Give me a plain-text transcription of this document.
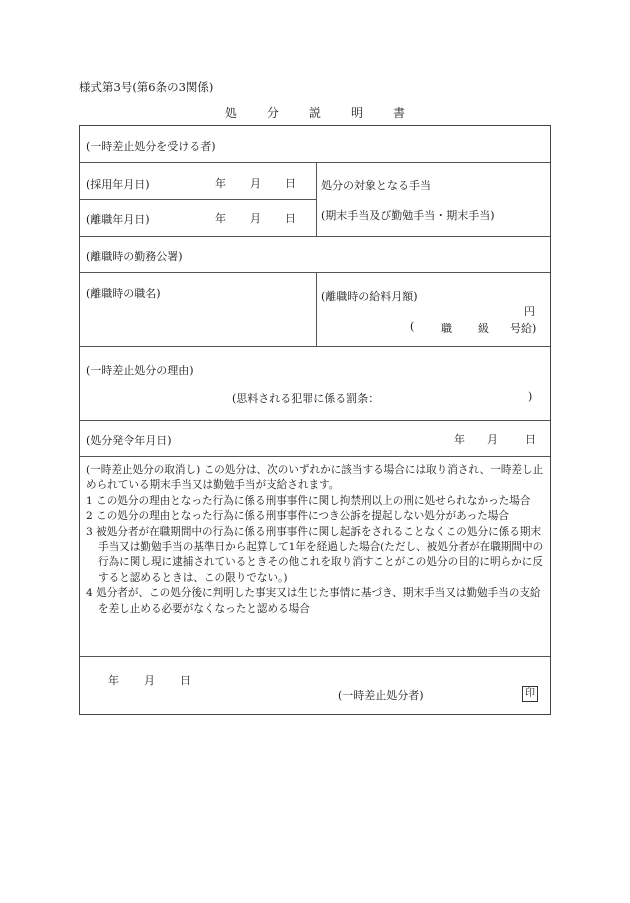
様式第3号(第6条の3関係)
処 分 説 明 書
(一時差止処分を受ける者)
(採用年月日)	年 月 日
(離職年月日)	年 月 日
処分の対象となる手当
(期末手当及び勤勉手当・期末手当)
(離職時の勤務公署)
(離職時の職名)	(離職時の給料月額)
円
( 職 級 号給)
(一時差止処分の理由)
(思料される犯罪に係る罰条：	)
(処分発令年月日)	年 月 日

(一時差止処分の取消し) この処分は、次のいずれかに該当する場合には取り消され、一時差し止められている期末手当又は勤勉手当が支給されます。

1 この処分の理由となった行為に係る刑事事件に関し拘禁刑以上の刑に処せられなかった場合

2 この処分の理由となった行為に係る刑事事件につき公訴を提起しない処分があった場合

3 被処分者が在職期間中の行為に係る刑事事件に関し起訴をされることなくこの処分に係る期末手当又は勤勉手当の基準日から起算して1年を経過した場合(ただし、被処分者が在職期間中の行為に関し現に逮捕されているときその他これを取り消すことがこの処分の目的に明らかに反すると認めるときは、この限りでない。)

4 処分者が、この処分後に判明した事実又は生じた事情に基づき、期末手当又は勤勉手当の支給を差し止める必要がなくなったと認める場合

年 月 日
(一時差止処分者)	印
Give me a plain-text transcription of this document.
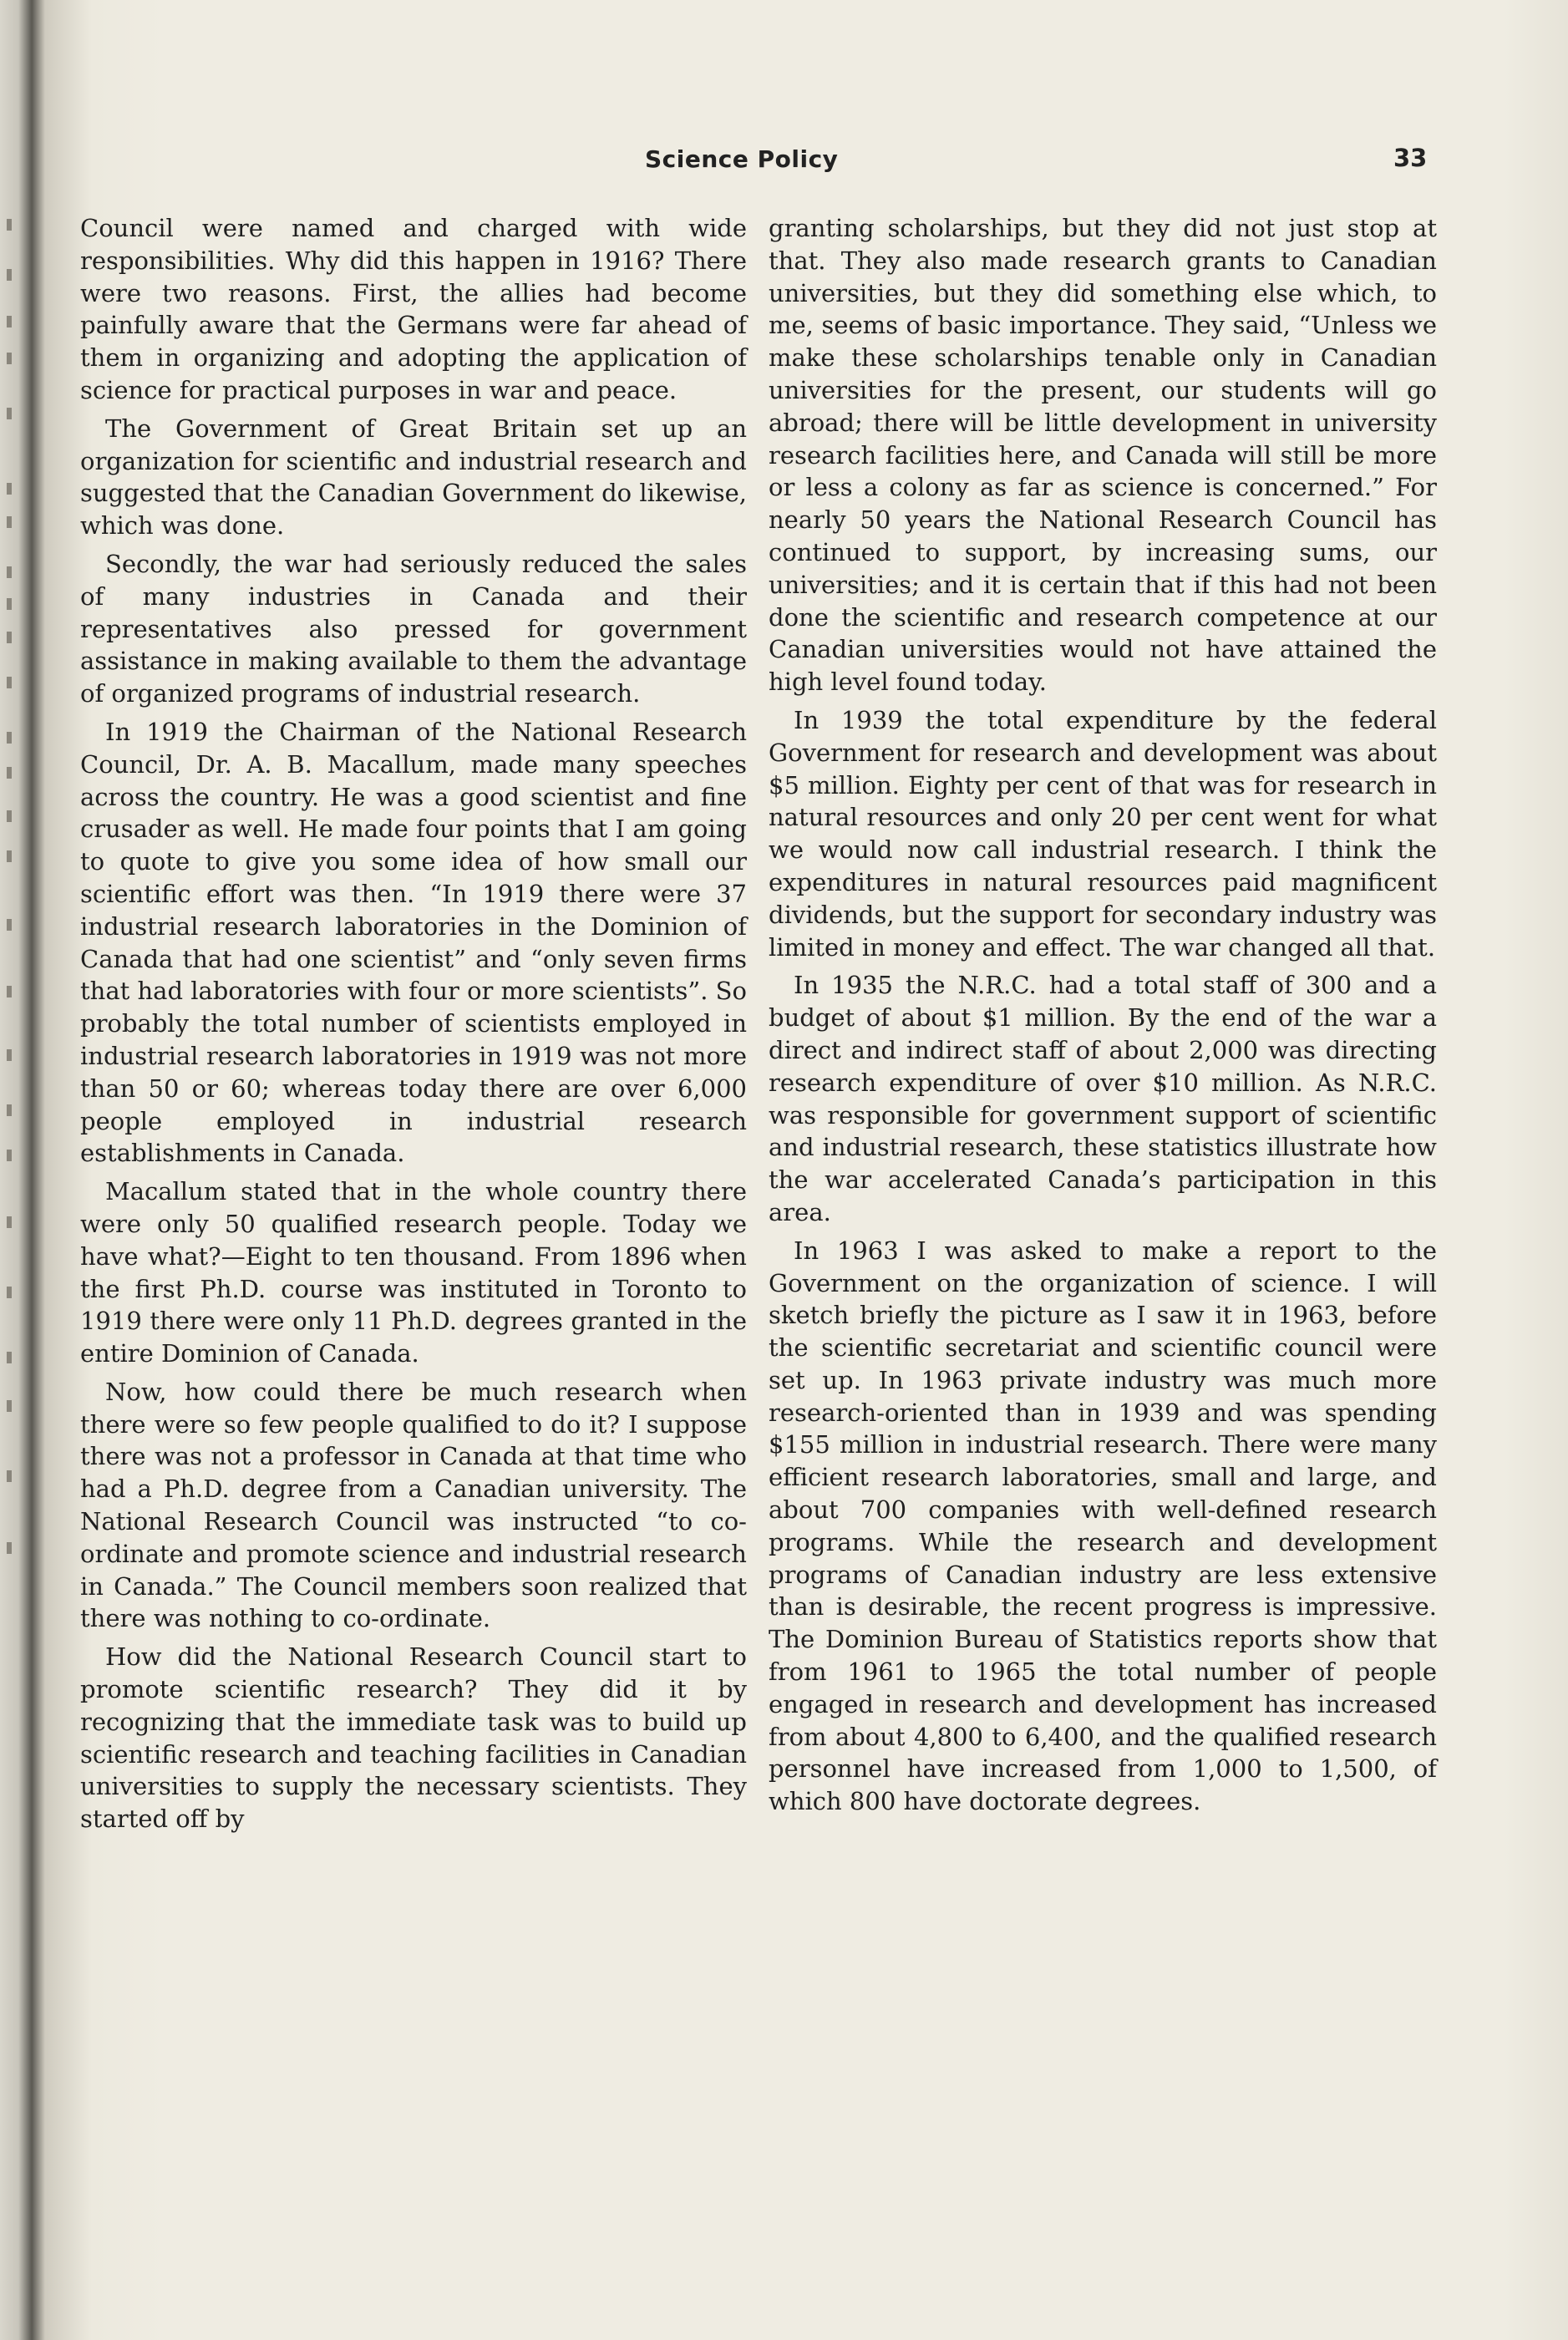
Science Policy	33

Council were named and charged with wide responsibilities. Why did this happen in 1916? There were two reasons. First, the allies had become painfully aware that the Germans were far ahead of them in organizing and adopting the application of science for practical purposes in war and peace.

The Government of Great Britain set up an organization for scientific and industrial research and suggested that the Canadian Government do likewise, which was done.

Secondly, the war had seriously reduced the sales of many industries in Canada and their representatives also pressed for government assistance in making available to them the advantage of organized programs of industrial research.

In 1919 the Chairman of the National Research Council, Dr. A. B. Macallum, made many speeches across the country. He was a good scientist and fine crusader as well. He made four points that I am going to quote to give you some idea of how small our scientific effort was then. “In 1919 there were 37 industrial research laboratories in the Dominion of Canada that had one scientist” and “only seven firms that had laboratories with four or more scientists”. So probably the total number of scientists employed in industrial research laboratories in 1919 was not more than 50 or 60; whereas today there are over 6,000 people employed in industrial research establishments in Canada.

Macallum stated that in the whole country there were only 50 qualified research people. Today we have what?—Eight to ten thousand. From 1896 when the first Ph.D. course was instituted in Toronto to 1919 there were only 11 Ph.D. degrees granted in the entire Dominion of Canada.

Now, how could there be much research when there were so few people qualified to do it? I suppose there was not a professor in Canada at that time who had a Ph.D. degree from a Canadian university. The National Research Council was instructed “to co-ordinate and promote science and industrial research in Canada.” The Council members soon realized that there was nothing to co-ordinate.

How did the National Research Council start to promote scientific research? They did it by recognizing that the immediate task was to build up scientific research and teaching facilities in Canadian universities to supply the necessary scientists. They started off by

granting scholarships, but they did not just stop at that. They also made research grants to Canadian universities, but they did something else which, to me, seems of basic importance. They said, “Unless we make these scholarships tenable only in Canadian universities for the present, our students will go abroad; there will be little development in university research facilities here, and Canada will still be more or less a colony as far as science is concerned.” For nearly 50 years the National Research Council has continued to support, by increasing sums, our universities; and it is certain that if this had not been done the scientific and research competence at our Canadian universities would not have attained the high level found today.

In 1939 the total expenditure by the federal Government for research and development was about $5 million. Eighty per cent of that was for research in natural resources and only 20 per cent went for what we would now call industrial research. I think the expenditures in natural resources paid magnificent dividends, but the support for secondary industry was limited in money and effect. The war changed all that.

In 1935 the N.R.C. had a total staff of 300 and a budget of about $1 million. By the end of the war a direct and indirect staff of about 2,000 was directing research expenditure of over $10 million. As N.R.C. was responsible for government support of scientific and industrial research, these statistics illustrate how the war accelerated Canada’s participation in this area.

In 1963 I was asked to make a report to the Government on the organization of science. I will sketch briefly the picture as I saw it in 1963, before the scientific secretariat and scientific council were set up. In 1963 private industry was much more research-oriented than in 1939 and was spending $155 million in industrial research. There were many efficient research laboratories, small and large, and about 700 companies with well-defined research programs. While the research and development programs of Canadian industry are less extensive than is desirable, the recent progress is impressive. The Dominion Bureau of Statistics reports show that from 1961 to 1965 the total number of people engaged in research and development has increased from about 4,800 to 6,400, and the qualified research personnel have increased from 1,000 to 1,500, of which 800 have doctorate degrees.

----

THE PROBLEM>
From the records above, pull out every line containing the word "expenditure".

ANSWER BELOW>
In 1939 the total expenditure by the federal Government for research and development was about $5 million. Eighty per cent of that was for research in natural resources and only 20 per cent went for what we would now call industrial research. I think the expenditures in natural resources paid magnificent dividends, but the support for secondary industry was limited in money and effect. The war changed all that.
In 1935 the N.R.C. had a total staff of 300 and a budget of about $1 million. By the end of the war a direct and indirect staff of about 2,000 was directing research expenditure of over $10 million. As N.R.C. was responsible for government support of scientific and industrial research, these statistics illustrate how the war accelerated Canada’s participation in this area.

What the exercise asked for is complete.